Data entries
....................

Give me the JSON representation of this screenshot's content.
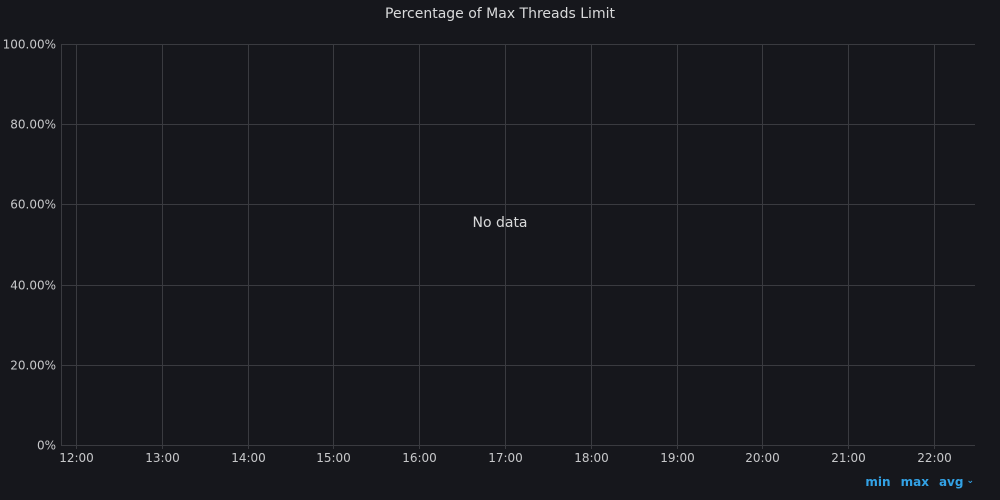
{
  "panel": {
    "title": "Percentage of Max Threads Limit",
    "no_data_text": "No data"
  },
  "legend": {
    "min_label": "min",
    "max_label": "max",
    "avg_label": "avg",
    "sort_icon": "chevron-down-icon"
  },
  "colors": {
    "background": "#16171c",
    "grid": "#3a3b40",
    "axis_text": "#c7c8ca",
    "legend_accent": "#33a2e5"
  },
  "chart_data": {
    "type": "line",
    "title": "Percentage of Max Threads Limit",
    "x_tick_labels": [
      "12:00",
      "13:00",
      "14:00",
      "15:00",
      "16:00",
      "17:00",
      "18:00",
      "19:00",
      "20:00",
      "21:00",
      "22:00"
    ],
    "y_tick_labels": [
      "0%",
      "20.00%",
      "40.00%",
      "60.00%",
      "80.00%",
      "100.00%"
    ],
    "y_ticks": [
      0,
      20,
      40,
      60,
      80,
      100
    ],
    "ylim": [
      0,
      100
    ],
    "series": [],
    "grid": true
  }
}
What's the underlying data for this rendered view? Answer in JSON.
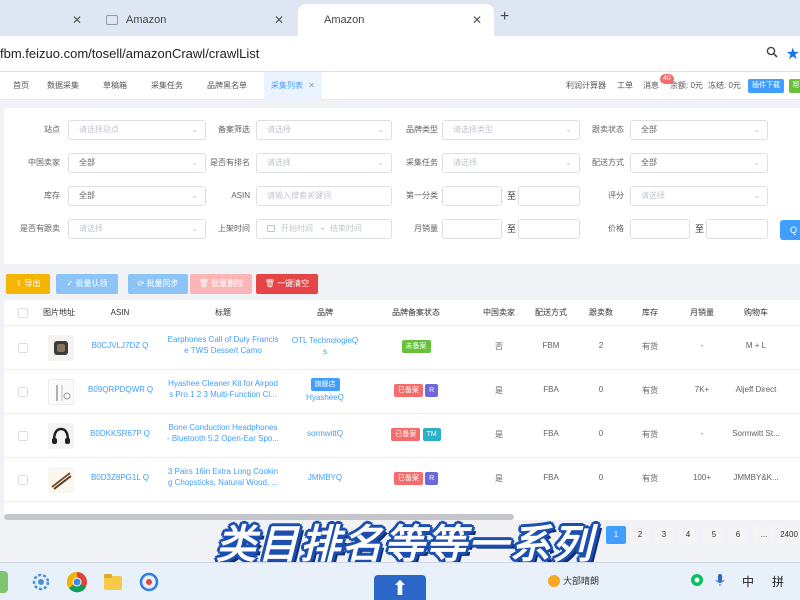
{
  "browser": {
    "tabs": [
      {
        "title": "",
        "close": "✕"
      },
      {
        "title": "Amazon",
        "close": "✕"
      },
      {
        "title": "Amazon",
        "close": "✕"
      }
    ],
    "new_tab": "+",
    "url": "fbm.feizuo.com/tosell/amazonCrawl/crawlList"
  },
  "nav": {
    "tabs": [
      "首页",
      "数据采集",
      "草稿箱",
      "采集任务",
      "品牌黑名单",
      "采集列表"
    ],
    "active_close": "✕",
    "profit_calc": "利润计算器",
    "orders": "工单",
    "messages": "消息",
    "message_badge": "40",
    "balance": "余额: 0元",
    "frozen": "冻结: 0元",
    "download_btn": "插件下载",
    "help_btn": "帮"
  },
  "filters": {
    "row1": [
      {
        "label": "站点",
        "placeholder": "请选择站点"
      },
      {
        "label": "备案筛选",
        "placeholder": "请选择"
      },
      {
        "label": "品牌类型",
        "placeholder": "请选择类型"
      },
      {
        "label": "跟卖状态",
        "value": "全部"
      }
    ],
    "row2": [
      {
        "label": "中国卖家",
        "value": "全部"
      },
      {
        "label": "是否有排名",
        "placeholder": "请选择"
      },
      {
        "label": "采集任务",
        "placeholder": "请选择"
      },
      {
        "label": "配送方式",
        "value": "全部"
      }
    ],
    "row3": [
      {
        "label": "库存",
        "value": "全部"
      },
      {
        "label": "ASIN",
        "placeholder": "请输入搜索关键词"
      },
      {
        "label": "第一分类",
        "sep": "至"
      },
      {
        "label": "评分",
        "placeholder": "请选择"
      }
    ],
    "row4": [
      {
        "label": "是否有跟卖",
        "placeholder": "请选择"
      },
      {
        "label": "上架时间",
        "start": "开始时间",
        "dash": "-",
        "end": "结束时间"
      },
      {
        "label": "月销量",
        "sep": "至"
      },
      {
        "label": "价格",
        "sep": "至"
      }
    ],
    "search_icon": "Q"
  },
  "actions": {
    "export": "导出",
    "batch_claim": "批量认领",
    "batch_sync": "批量同步",
    "batch_delete": "批量删除",
    "clear_all": "一键清空",
    "colors": {
      "export": "#f5b400",
      "claim": "#8cc4f8",
      "sync": "#8cc4f8",
      "delete": "#fab6b6",
      "clear": "#e64545"
    }
  },
  "table": {
    "headers": [
      "图片地址",
      "ASIN",
      "标题",
      "品牌",
      "品牌备案状态",
      "中国卖家",
      "配送方式",
      "跟卖数",
      "库存",
      "月销量",
      "购物车"
    ],
    "rows": [
      {
        "asin": "B0CJVLJ7DZ",
        "title1": "Earphones Call of Duty Francis",
        "title2": "e TWS Dessert Camo",
        "brand_line1": "OTL Technologie",
        "brand_line2": "s",
        "brand_tag": "",
        "status": "未备案",
        "status_color": "green",
        "extra_tag": "",
        "cn_seller": "否",
        "ship": "FBM",
        "follow": "2",
        "stock": "有货",
        "monthly": "-",
        "cart": "M + L"
      },
      {
        "asin": "B09QRPDQWR",
        "title1": "Hyashee Cleaner Kit for Airpod",
        "title2": "s Pro 1 2 3 Multi-Function Cl...",
        "brand_line1": "Hyashee",
        "brand_line2": "",
        "brand_tag": "旗舰店",
        "status": "已备案",
        "status_color": "red",
        "extra_tag": "R",
        "cn_seller": "是",
        "ship": "FBA",
        "follow": "0",
        "stock": "有货",
        "monthly": "7K+",
        "cart": "Aljeff Direct"
      },
      {
        "asin": "B0DKKSR67P",
        "title1": "Bone Conduction Headphones",
        "title2": "- Bluetooth 5.2 Open-Ear Spo...",
        "brand_line1": "sormwitt",
        "brand_line2": "",
        "brand_tag": "",
        "status": "已备案",
        "status_color": "red",
        "extra_tag": "TM",
        "cn_seller": "是",
        "ship": "FBA",
        "follow": "0",
        "stock": "有货",
        "monthly": "-",
        "cart": "Sormwitt St..."
      },
      {
        "asin": "B0D3Z8PG1L",
        "title1": "3 Pairs 16in Extra Long Cookin",
        "title2": "g Chopsticks, Natural Wood, ...",
        "brand_line1": "JMMBY",
        "brand_line2": "",
        "brand_tag": "",
        "status": "已备案",
        "status_color": "red",
        "extra_tag": "R",
        "cn_seller": "是",
        "ship": "FBA",
        "follow": "0",
        "stock": "有货",
        "monthly": "100+",
        "cart": "JMMBY&K..."
      }
    ],
    "link_icon": "Q"
  },
  "pagination": {
    "pages": [
      "1",
      "2",
      "3",
      "4",
      "5",
      "6",
      "...",
      "2400"
    ],
    "current": "1"
  },
  "caption": "类目排名等等一系列",
  "taskbar": {
    "weather": "大部晴朗",
    "ime1": "中",
    "ime2": "拼",
    "up": "⬆"
  }
}
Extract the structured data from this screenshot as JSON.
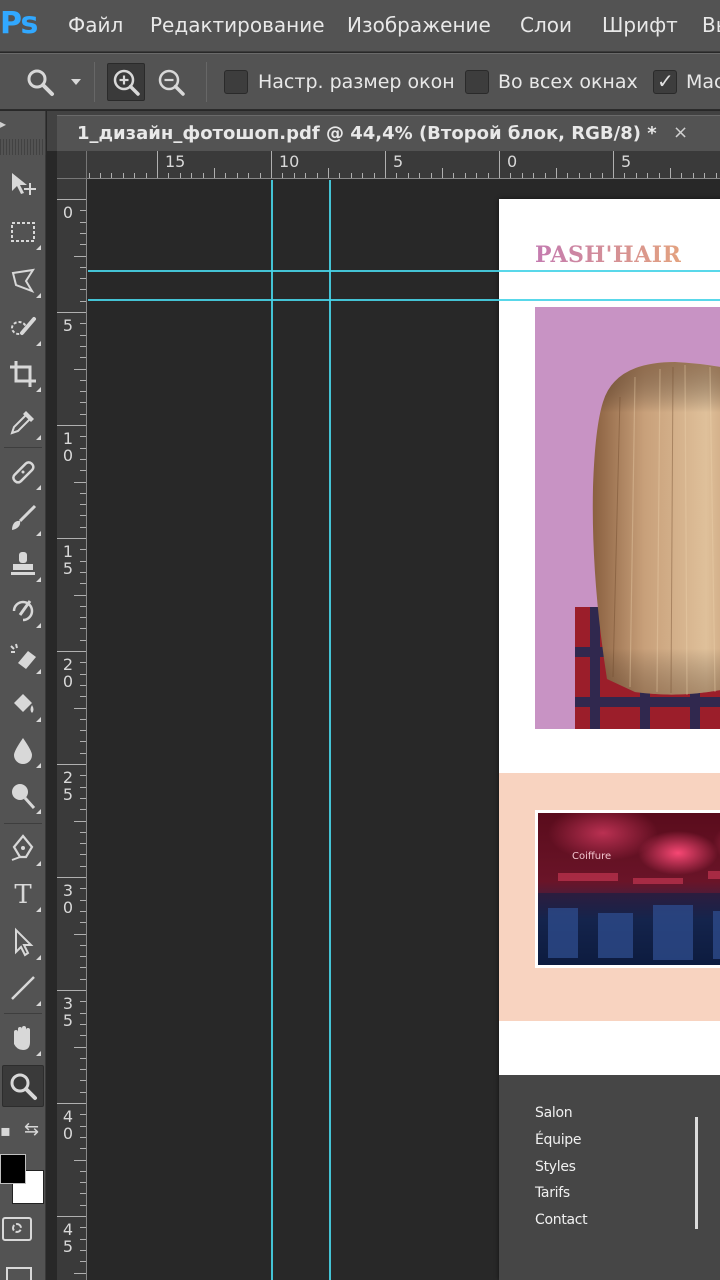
{
  "app": {
    "logo": "Ps",
    "brand_color": "#31a8ff"
  },
  "menu": {
    "items": [
      "Файл",
      "Редактирование",
      "Изображение",
      "Слои",
      "Шрифт",
      "Вы"
    ]
  },
  "options_bar": {
    "tool_icon": "zoom-icon",
    "checkboxes": [
      {
        "label": "Настр. размер окон",
        "checked": false
      },
      {
        "label": "Во всех окнах",
        "checked": false
      },
      {
        "label": "Мас",
        "checked": true
      }
    ]
  },
  "document": {
    "tab_title": "1_дизайн_фотошоп.pdf @ 44,4% (Второй блок, RGB/8) *",
    "close_glyph": "×"
  },
  "rulers": {
    "horizontal_labels": [
      "15",
      "10",
      "5",
      "0",
      "5"
    ],
    "vertical_labels": [
      [
        "0"
      ],
      [
        "5"
      ],
      [
        "1",
        "0"
      ],
      [
        "1",
        "5"
      ],
      [
        "2",
        "0"
      ],
      [
        "2",
        "5"
      ],
      [
        "3",
        "0"
      ],
      [
        "3",
        "5"
      ],
      [
        "4",
        "0"
      ],
      [
        "4",
        "5"
      ]
    ]
  },
  "artboard": {
    "brand": "PASH'HAIR",
    "brand_gradient": [
      "#c47bb0",
      "#e3a27f"
    ],
    "hero_bg": "#c893c4",
    "salon_band_bg": "#f8d3c0",
    "salon_photo_text": "Coiffure",
    "footer_bg": "#464646",
    "footer_links": [
      "Salon",
      "Équipe",
      "Styles",
      "Tarifs",
      "Contact"
    ]
  },
  "guide_color": "#47d4e8",
  "colors": {
    "foreground": "#000000",
    "background": "#ffffff"
  }
}
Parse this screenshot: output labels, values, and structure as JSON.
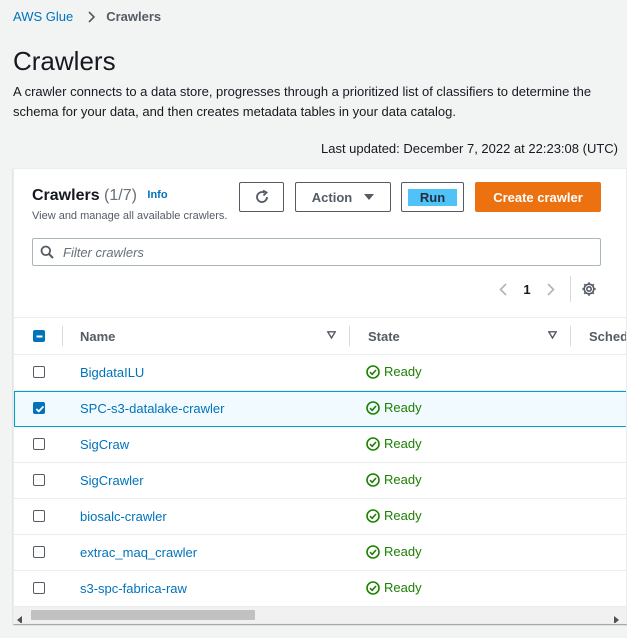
{
  "breadcrumb": {
    "root": "AWS Glue",
    "current": "Crawlers"
  },
  "page": {
    "title": "Crawlers",
    "description": "A crawler connects to a data store, progresses through a prioritized list of classifiers to determine the schema for your data, and then creates metadata tables in your data catalog.",
    "last_updated": "Last updated: December 7, 2022 at 22:23:08 (UTC)"
  },
  "panel": {
    "title": "Crawlers",
    "count": "(1/7)",
    "info": "Info",
    "subtitle": "View and manage all available crawlers.",
    "buttons": {
      "action": "Action",
      "run": "Run",
      "create": "Create crawler"
    },
    "filter_placeholder": "Filter crawlers",
    "pagination": {
      "current_page": "1"
    }
  },
  "table": {
    "columns": {
      "name": "Name",
      "state": "State",
      "schedule": "Schedule"
    },
    "rows": [
      {
        "name": "BigdataILU",
        "state": "Ready",
        "selected": false
      },
      {
        "name": "SPC-s3-datalake-crawler",
        "state": "Ready",
        "selected": true
      },
      {
        "name": "SigCraw",
        "state": "Ready",
        "selected": false
      },
      {
        "name": "SigCrawler",
        "state": "Ready",
        "selected": false
      },
      {
        "name": "biosalc-crawler",
        "state": "Ready",
        "selected": false
      },
      {
        "name": "extrac_maq_crawler",
        "state": "Ready",
        "selected": false
      },
      {
        "name": "s3-spc-fabrica-raw",
        "state": "Ready",
        "selected": false
      }
    ]
  },
  "colors": {
    "link": "#0073bb",
    "primary": "#ec7211",
    "success": "#1d8102",
    "highlight": "#4fc3f7"
  },
  "icons": [
    "chevron-right-icon",
    "refresh-icon",
    "caret-down-icon",
    "search-icon",
    "settings-icon",
    "status-success-icon"
  ]
}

....................

Looking back at the lines above, state how many contain the word "monthly", and supply nothing besides the number.

4